Task goal
In the entries below, find every line with "суецыд" and copy it.
━━━ Data for processing ━━━
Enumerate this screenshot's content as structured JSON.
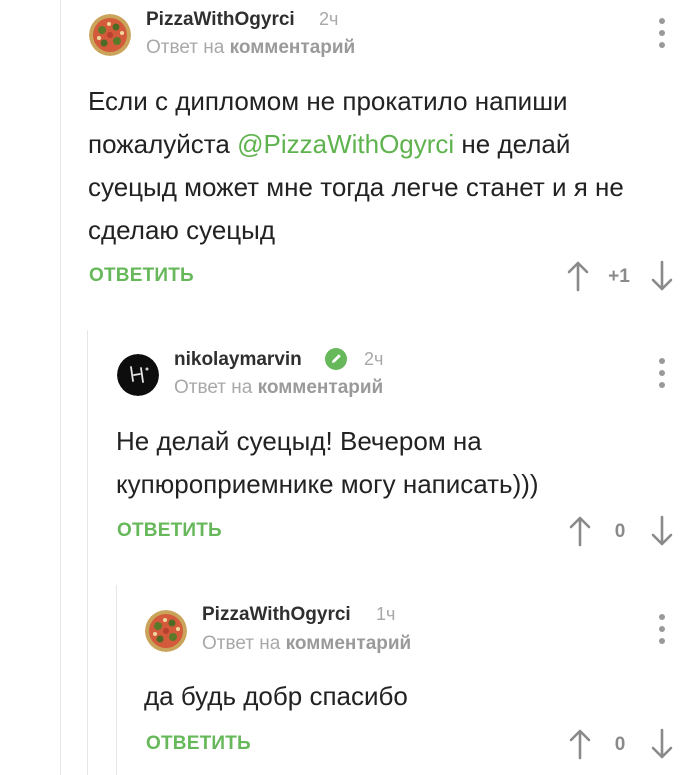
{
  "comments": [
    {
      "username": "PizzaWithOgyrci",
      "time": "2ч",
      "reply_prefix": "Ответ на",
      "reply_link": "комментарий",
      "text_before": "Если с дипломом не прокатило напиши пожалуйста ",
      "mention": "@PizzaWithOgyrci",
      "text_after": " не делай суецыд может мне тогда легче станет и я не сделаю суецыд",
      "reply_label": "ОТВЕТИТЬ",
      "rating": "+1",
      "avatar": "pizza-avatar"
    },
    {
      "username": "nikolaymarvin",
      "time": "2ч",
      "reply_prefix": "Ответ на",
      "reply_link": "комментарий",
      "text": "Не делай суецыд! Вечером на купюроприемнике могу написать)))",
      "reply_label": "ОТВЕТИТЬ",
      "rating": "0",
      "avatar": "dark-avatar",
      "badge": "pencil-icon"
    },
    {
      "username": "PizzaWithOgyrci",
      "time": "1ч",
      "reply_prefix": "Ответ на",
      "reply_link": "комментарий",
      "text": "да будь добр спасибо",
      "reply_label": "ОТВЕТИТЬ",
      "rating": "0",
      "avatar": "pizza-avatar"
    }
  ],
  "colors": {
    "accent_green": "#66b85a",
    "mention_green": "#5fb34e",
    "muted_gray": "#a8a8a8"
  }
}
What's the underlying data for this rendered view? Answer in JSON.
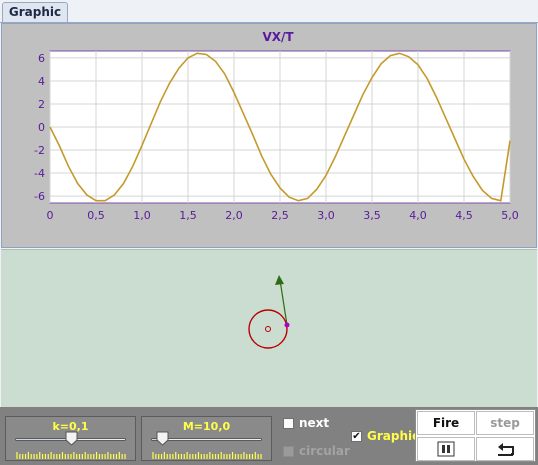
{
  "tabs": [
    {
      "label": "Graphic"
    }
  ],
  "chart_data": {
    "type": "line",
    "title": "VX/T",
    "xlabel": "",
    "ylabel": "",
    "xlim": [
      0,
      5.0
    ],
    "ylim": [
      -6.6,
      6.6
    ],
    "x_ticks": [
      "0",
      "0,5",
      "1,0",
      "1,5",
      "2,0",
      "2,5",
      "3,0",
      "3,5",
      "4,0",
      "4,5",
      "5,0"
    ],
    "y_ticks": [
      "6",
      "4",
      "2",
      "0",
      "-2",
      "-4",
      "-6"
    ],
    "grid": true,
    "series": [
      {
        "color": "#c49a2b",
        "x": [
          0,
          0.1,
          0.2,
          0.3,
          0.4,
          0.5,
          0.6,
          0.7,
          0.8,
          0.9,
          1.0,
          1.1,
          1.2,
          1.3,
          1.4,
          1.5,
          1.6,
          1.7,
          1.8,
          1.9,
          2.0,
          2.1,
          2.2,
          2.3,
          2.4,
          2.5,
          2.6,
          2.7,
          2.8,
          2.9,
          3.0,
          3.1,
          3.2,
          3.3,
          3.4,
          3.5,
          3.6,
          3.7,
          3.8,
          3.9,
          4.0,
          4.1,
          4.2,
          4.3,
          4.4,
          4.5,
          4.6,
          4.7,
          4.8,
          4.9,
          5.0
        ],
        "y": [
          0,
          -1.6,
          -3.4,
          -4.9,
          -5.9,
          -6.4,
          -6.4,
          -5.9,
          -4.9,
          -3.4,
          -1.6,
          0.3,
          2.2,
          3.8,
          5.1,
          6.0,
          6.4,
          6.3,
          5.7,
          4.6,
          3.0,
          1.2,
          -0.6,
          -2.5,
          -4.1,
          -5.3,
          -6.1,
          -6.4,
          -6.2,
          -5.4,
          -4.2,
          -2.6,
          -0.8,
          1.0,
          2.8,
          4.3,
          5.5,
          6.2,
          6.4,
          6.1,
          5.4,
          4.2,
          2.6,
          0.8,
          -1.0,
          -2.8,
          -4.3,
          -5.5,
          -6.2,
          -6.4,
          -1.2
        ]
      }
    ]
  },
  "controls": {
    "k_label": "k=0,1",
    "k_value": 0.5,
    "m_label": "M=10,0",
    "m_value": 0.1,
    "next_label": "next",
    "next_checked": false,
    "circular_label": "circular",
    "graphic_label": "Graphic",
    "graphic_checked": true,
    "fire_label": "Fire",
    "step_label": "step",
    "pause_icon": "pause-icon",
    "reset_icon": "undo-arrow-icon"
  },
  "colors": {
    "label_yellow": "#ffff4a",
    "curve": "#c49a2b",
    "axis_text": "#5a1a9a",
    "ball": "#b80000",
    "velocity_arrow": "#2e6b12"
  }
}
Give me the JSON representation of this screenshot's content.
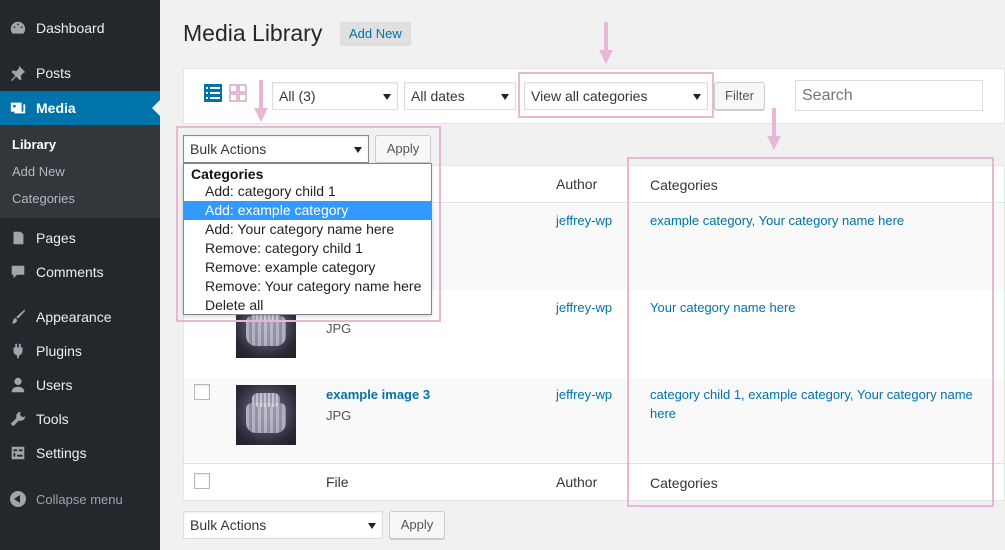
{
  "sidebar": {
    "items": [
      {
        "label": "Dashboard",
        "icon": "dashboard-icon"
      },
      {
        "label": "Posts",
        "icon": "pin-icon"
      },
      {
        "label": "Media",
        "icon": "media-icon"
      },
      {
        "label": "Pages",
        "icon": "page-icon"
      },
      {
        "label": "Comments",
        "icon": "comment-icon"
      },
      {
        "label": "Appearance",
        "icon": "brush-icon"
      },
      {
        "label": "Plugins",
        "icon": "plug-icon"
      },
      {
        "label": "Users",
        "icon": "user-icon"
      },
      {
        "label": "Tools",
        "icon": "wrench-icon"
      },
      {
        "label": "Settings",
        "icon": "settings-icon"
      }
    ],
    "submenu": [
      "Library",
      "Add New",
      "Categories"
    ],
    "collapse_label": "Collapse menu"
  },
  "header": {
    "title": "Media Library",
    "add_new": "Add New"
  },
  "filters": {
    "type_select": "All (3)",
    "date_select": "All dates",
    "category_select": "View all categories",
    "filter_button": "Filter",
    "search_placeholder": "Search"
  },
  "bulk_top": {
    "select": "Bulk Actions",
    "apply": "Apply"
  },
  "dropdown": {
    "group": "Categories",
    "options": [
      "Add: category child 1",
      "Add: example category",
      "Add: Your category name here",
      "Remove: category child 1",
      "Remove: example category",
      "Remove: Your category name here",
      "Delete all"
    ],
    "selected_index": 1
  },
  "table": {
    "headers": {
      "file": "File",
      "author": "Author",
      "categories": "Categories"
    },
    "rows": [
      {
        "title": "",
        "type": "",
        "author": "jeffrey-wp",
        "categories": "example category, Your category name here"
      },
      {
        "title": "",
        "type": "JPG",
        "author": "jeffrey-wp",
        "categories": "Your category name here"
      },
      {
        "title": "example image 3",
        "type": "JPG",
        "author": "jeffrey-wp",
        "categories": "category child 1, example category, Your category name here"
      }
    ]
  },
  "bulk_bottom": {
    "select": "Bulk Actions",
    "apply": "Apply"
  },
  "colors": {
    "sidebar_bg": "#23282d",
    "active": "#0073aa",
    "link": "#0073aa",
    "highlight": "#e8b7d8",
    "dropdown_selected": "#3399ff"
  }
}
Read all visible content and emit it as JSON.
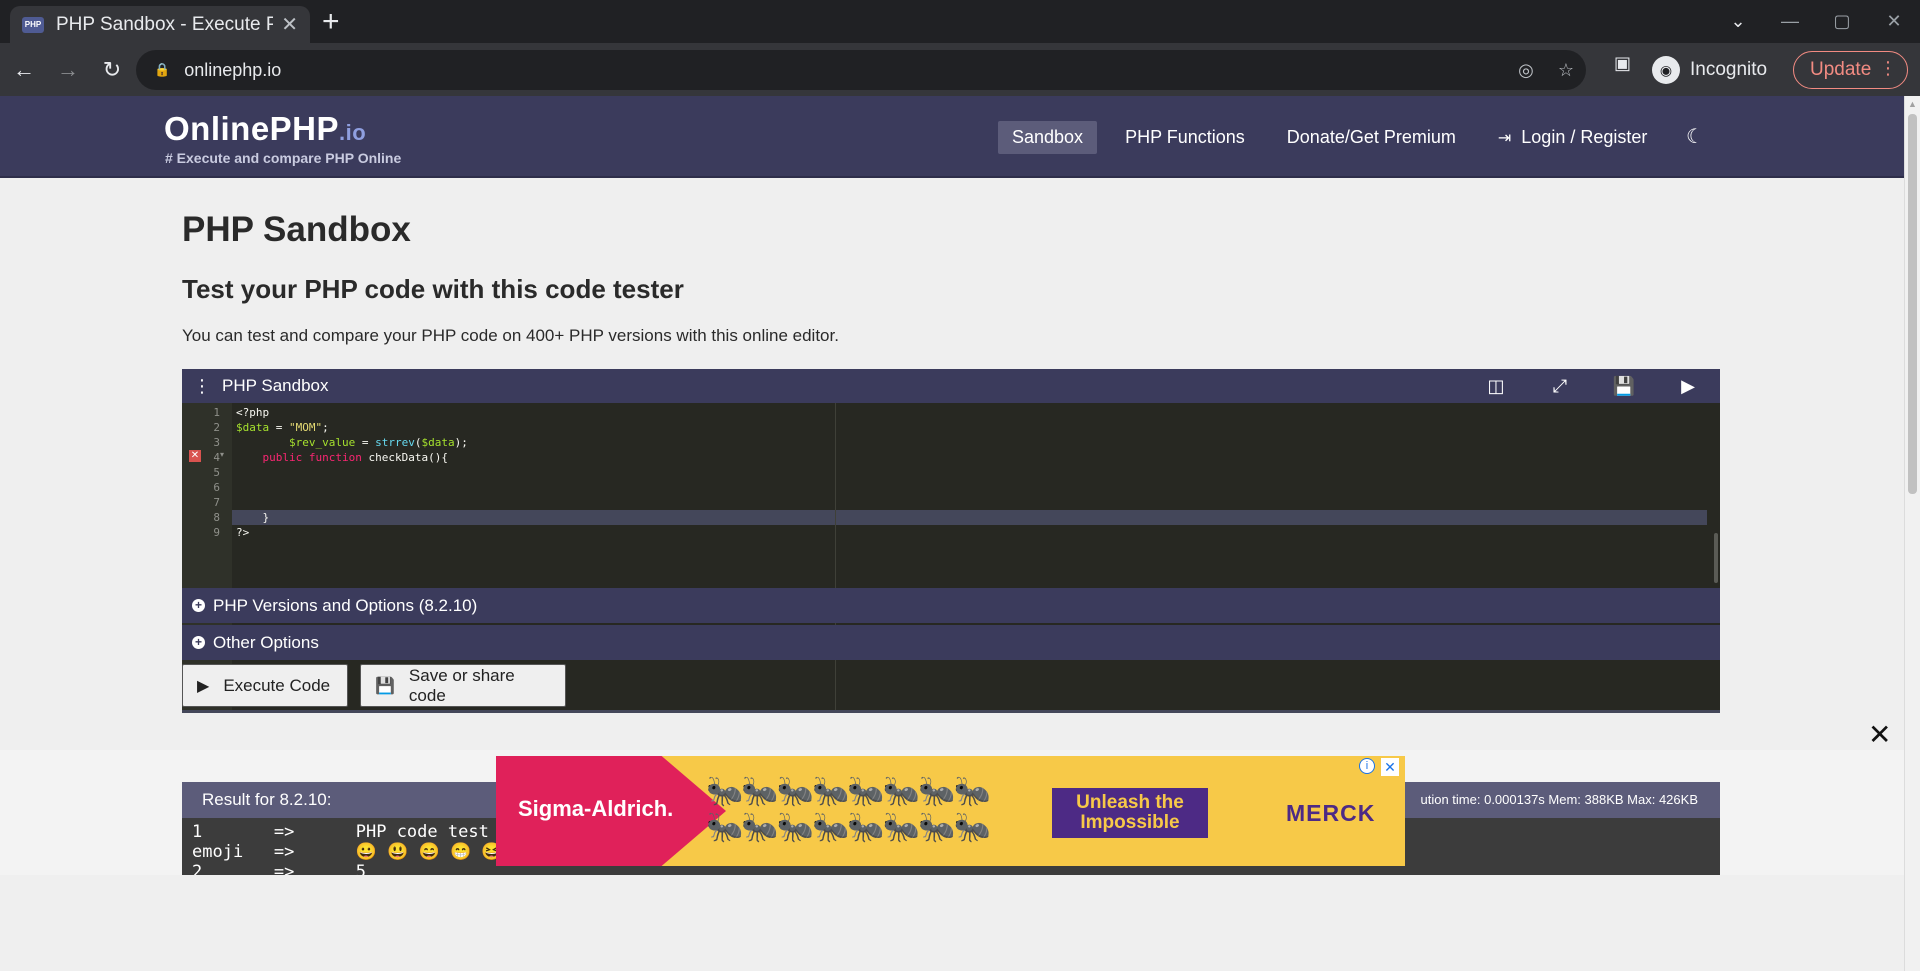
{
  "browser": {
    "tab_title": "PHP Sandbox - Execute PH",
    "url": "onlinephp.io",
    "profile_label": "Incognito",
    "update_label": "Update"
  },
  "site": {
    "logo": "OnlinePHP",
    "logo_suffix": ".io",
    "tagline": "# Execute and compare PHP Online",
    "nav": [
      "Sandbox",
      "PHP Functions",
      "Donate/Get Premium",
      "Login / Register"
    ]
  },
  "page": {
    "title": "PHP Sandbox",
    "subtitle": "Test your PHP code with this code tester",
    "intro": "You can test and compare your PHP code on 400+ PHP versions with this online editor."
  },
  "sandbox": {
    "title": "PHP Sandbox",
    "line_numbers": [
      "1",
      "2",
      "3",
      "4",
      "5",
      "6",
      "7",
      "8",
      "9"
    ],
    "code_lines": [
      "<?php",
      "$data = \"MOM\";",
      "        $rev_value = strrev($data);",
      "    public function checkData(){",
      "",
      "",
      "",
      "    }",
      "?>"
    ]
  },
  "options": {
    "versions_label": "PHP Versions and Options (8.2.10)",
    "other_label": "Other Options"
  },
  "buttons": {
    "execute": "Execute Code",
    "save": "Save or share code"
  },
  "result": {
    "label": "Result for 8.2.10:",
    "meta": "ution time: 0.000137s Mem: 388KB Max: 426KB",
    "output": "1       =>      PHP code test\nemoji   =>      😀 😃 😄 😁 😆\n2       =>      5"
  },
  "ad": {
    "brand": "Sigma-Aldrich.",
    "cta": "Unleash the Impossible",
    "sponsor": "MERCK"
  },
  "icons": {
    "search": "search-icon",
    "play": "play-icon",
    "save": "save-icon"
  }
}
━━━
Result below
      "text_after": " не делай суецыд может мне тогда легче станет и я не сделаю суецыд",
      "text": "Не делай суецыд! Вечером на купюроприемнике могу написать)))",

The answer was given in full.